• [Text section]:
..............................

Sunday, January 6, 2008

The Museum of Contraception and Abortion

" ... Austria has, more than any other nation, turned the issue of sex away from the Church, and toward science and humanity. Besides Freud's Oedipal Complex and Penis Envy, nobleman Baron Richard von Krafft-Ebing, the world's first sexologist, spent a good deal of the 1800s fastidiously studying the sexual habits of his countrymen, from homosexuality to fetishes to masochism (he actually coined the word). Austrian sex psychiatrist Wilhelm Reich was so sure that orgasms were a cure for neuroses and a guarantee of a healthy life that he went so far (too far, his peers said) as to invent an "orgone simulator," under which patients sat to improve their health and vitality.

And Austrians are right smack at the top of the list when it comes to the sexually satisfied, according to a recent world survey by a condom company; they are also more likely to have one-night stands, and tend to start having sex at a younger age than their Western counterparts — all apparently without a whole lot of guilt and shame. In its Germanic pragmatism, this country has made sex about life, not about God, and in so doing, has rendered the Vatican impotent in controlling this little land.

..............................

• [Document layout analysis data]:
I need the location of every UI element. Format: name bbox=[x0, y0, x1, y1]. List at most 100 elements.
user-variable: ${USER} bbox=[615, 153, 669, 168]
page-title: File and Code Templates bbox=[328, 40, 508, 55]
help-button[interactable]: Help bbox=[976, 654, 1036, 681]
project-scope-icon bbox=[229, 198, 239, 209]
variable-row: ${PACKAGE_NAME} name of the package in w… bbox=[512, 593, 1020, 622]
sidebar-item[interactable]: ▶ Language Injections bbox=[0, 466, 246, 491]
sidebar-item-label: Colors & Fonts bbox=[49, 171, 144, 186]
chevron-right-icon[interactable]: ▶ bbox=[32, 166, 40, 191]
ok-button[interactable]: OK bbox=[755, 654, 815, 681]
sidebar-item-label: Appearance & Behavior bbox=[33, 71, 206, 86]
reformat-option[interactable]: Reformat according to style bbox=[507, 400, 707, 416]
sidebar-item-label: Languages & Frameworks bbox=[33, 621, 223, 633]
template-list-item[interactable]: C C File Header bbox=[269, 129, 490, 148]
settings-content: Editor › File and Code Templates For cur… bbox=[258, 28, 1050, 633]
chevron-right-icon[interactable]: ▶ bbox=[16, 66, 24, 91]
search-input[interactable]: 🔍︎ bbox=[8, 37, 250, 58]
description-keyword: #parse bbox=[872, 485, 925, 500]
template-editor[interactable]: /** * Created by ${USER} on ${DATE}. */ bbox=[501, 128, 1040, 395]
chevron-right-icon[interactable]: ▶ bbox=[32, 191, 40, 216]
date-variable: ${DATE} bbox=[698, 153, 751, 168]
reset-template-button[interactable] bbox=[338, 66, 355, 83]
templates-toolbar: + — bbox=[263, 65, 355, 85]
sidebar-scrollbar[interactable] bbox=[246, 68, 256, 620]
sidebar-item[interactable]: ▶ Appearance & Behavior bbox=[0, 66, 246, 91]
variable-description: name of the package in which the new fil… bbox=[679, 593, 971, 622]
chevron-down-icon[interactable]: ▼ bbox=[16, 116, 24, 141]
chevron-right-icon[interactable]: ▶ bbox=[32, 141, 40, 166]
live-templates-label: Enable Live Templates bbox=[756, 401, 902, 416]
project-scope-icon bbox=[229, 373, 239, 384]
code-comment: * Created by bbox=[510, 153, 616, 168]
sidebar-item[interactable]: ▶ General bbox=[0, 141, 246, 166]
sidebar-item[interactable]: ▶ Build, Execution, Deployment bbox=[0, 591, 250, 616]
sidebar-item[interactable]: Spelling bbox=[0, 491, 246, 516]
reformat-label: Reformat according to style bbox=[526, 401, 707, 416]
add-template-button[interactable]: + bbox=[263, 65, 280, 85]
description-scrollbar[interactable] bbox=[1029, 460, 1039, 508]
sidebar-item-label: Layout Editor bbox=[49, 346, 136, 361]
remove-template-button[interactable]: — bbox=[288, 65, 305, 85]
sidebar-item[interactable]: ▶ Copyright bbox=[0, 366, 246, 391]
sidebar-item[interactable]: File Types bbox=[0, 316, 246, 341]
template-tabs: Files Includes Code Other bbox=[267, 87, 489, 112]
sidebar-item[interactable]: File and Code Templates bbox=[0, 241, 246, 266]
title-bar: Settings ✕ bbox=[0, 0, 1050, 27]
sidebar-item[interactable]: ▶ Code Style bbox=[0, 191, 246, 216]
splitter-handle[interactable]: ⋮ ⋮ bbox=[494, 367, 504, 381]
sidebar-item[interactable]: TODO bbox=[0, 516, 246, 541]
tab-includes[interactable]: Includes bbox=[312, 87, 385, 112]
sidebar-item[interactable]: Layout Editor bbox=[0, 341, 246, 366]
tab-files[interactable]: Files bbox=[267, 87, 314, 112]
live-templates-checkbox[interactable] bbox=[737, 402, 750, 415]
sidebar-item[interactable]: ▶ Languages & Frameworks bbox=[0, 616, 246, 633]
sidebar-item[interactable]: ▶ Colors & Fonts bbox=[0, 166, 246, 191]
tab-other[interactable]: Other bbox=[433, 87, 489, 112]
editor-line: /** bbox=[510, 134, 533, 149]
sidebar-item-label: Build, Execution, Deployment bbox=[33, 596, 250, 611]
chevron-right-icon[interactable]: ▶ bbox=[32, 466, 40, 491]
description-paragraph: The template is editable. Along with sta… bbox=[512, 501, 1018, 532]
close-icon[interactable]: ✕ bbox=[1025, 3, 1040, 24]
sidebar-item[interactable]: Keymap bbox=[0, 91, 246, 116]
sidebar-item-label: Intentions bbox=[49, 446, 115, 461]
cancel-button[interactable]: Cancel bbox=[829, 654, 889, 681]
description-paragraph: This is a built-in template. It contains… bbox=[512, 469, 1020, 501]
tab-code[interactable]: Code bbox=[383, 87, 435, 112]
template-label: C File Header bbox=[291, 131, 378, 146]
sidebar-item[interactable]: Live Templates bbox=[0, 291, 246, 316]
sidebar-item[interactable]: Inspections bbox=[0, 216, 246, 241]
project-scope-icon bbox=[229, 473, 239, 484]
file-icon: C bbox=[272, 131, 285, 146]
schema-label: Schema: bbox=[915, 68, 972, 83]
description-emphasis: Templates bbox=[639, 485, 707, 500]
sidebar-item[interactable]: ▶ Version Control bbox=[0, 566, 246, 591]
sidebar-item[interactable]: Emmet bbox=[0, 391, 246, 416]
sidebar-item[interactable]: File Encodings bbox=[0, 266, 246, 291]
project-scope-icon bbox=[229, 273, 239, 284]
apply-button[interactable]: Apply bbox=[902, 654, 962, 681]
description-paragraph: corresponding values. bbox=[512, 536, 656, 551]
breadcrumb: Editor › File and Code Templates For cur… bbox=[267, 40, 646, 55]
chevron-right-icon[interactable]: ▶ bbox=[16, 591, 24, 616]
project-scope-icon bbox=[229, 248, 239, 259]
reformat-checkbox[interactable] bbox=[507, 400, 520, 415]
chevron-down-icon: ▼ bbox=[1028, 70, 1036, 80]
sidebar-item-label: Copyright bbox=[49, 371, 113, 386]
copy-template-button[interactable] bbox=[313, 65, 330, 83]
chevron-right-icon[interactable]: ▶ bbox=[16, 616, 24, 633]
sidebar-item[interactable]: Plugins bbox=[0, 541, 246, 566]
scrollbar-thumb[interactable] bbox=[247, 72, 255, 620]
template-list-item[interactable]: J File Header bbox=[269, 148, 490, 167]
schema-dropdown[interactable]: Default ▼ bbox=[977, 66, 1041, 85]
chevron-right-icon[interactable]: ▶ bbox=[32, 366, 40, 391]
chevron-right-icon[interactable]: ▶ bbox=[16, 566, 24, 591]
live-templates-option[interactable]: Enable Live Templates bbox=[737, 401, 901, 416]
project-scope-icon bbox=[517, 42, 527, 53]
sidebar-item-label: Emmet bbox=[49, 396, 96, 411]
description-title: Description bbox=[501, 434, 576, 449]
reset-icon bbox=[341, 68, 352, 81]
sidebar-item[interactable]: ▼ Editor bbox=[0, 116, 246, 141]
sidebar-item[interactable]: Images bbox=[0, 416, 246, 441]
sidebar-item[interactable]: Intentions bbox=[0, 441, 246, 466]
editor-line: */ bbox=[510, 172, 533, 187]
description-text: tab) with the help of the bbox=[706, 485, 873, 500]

..............................

• [What is expected]:
Retype the text about the Museum of Contraception and Abortion in full, with no changes.

• [Reply]:
Sunday, January 6, 2008

The Museum of Contraception and Abortion

" ... Austria has, more than any other nation, turned the issue of sex away from the Church, and toward science and humanity. Besides Freud's Oedipal Complex and Penis Envy, nobleman Baron Richard von Krafft-Ebing, the world's first sexologist, spent a good deal of the 1800s fastidiously studying the sexual habits of his countrymen, from homosexuality to fetishes to masochism (he actually coined the word). Austrian sex psychiatrist Wilhelm Reich was so sure that orgasms were a cure for neuroses and a guarantee of a healthy life that he went so far (too far, his peers said) as to invent an "orgone simulator," under which patients sat to improve their health and vitality.

And Austrians are right smack at the top of the list when it comes to the sexually satisfied, according to a recent world survey by a condom company; they are also more likely to have one-night stands, and tend to start having sex at a younger age than their Western counterparts — all apparently without a whole lot of guilt and shame. In its Germanic pragmatism, this country has made sex about life, not about God, and in so doing, has rendered the Vatican impotent in controlling this little land.